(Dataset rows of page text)
# # #

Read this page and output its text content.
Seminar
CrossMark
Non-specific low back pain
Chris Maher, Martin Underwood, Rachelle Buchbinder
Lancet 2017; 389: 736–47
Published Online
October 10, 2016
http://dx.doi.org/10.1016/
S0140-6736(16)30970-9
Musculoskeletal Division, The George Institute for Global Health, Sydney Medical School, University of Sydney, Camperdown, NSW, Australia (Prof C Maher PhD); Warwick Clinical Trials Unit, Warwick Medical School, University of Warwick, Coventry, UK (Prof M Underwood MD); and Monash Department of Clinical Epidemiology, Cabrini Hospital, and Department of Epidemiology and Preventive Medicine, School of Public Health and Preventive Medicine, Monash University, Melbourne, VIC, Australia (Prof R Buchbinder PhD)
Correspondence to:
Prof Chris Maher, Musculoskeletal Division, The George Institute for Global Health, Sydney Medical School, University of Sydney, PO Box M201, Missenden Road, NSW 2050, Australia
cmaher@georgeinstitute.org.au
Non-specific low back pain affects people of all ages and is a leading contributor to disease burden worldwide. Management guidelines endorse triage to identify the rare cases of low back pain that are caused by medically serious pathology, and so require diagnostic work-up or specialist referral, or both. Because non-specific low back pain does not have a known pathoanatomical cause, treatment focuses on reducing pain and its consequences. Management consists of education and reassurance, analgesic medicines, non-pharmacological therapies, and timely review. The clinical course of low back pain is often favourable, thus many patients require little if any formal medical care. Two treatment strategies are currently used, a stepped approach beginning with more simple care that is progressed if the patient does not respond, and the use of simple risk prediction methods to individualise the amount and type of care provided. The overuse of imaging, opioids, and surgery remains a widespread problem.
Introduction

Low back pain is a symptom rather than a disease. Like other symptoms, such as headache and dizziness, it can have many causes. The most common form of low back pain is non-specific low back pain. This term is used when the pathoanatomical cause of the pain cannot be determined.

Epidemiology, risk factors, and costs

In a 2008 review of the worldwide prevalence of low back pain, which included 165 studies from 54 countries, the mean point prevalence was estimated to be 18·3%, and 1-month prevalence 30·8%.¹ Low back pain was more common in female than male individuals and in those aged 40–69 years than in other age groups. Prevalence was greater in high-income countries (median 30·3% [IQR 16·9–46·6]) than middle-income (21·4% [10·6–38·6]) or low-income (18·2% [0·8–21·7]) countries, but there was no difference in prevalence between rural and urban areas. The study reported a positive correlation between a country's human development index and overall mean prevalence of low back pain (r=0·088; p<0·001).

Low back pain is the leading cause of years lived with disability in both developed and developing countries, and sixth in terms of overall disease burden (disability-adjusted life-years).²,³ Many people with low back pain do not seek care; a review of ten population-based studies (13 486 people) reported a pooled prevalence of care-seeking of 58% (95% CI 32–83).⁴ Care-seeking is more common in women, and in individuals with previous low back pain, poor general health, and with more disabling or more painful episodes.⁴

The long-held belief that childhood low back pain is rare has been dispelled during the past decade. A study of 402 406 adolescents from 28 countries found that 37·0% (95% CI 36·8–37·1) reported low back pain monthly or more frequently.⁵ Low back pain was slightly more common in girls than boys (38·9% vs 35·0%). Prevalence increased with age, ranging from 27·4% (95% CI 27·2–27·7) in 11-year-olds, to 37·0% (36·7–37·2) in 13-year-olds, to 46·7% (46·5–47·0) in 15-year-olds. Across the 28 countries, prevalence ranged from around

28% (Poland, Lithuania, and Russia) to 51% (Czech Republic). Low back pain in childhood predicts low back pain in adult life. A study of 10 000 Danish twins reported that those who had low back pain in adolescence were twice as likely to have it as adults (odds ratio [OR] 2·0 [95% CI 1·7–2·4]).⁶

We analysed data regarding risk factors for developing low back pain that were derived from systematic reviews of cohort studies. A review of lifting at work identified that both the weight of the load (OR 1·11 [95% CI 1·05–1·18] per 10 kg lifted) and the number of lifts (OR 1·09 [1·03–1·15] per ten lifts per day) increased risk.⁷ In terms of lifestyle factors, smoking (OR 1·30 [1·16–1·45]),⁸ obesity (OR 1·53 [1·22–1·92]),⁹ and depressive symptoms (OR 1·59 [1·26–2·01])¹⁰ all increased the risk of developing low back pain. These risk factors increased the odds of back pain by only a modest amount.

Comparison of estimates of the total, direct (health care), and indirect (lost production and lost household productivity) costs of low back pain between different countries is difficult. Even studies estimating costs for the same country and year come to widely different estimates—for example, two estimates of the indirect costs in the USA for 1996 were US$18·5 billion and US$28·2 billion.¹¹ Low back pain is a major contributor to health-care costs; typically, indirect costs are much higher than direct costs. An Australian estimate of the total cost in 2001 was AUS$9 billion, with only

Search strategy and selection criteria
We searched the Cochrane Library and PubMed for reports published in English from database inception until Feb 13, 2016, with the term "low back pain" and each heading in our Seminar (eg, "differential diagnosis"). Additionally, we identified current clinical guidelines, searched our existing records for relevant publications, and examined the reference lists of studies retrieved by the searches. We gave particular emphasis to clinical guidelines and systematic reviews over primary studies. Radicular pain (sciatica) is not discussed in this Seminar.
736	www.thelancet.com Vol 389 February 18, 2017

# # #

> _Assignment_: Where does the word "symptoms" appear in the records above? Return every line that holds it.

> _Output for this task_:
Low back pain is a symptom rather than a disease. Like other symptoms, such as headache and dizziness, it can have many causes. The most common form of low back pain is non-specific low back pain. This term is used when the pathoanatomical cause of the pain cannot be determined.
We analysed data regarding risk factors for developing low back pain that were derived from systematic reviews of cohort studies. A review of lifting at work identified that both the weight of the load (OR 1·11 [95% CI 1·05–1·18] per 10 kg lifted) and the number of lifts (OR 1·09 [1·03–1·15] per ten lifts per day) increased risk.⁷ In terms of lifestyle factors, smoking (OR 1·30 [1·16–1·45]),⁸ obesity (OR 1·53 [1·22–1·92]),⁹ and depressive symptoms (OR 1·59 [1·26–2·01])¹⁰ all increased the risk of developing low back pain. These risk factors increased the odds of back pain by only a modest amount.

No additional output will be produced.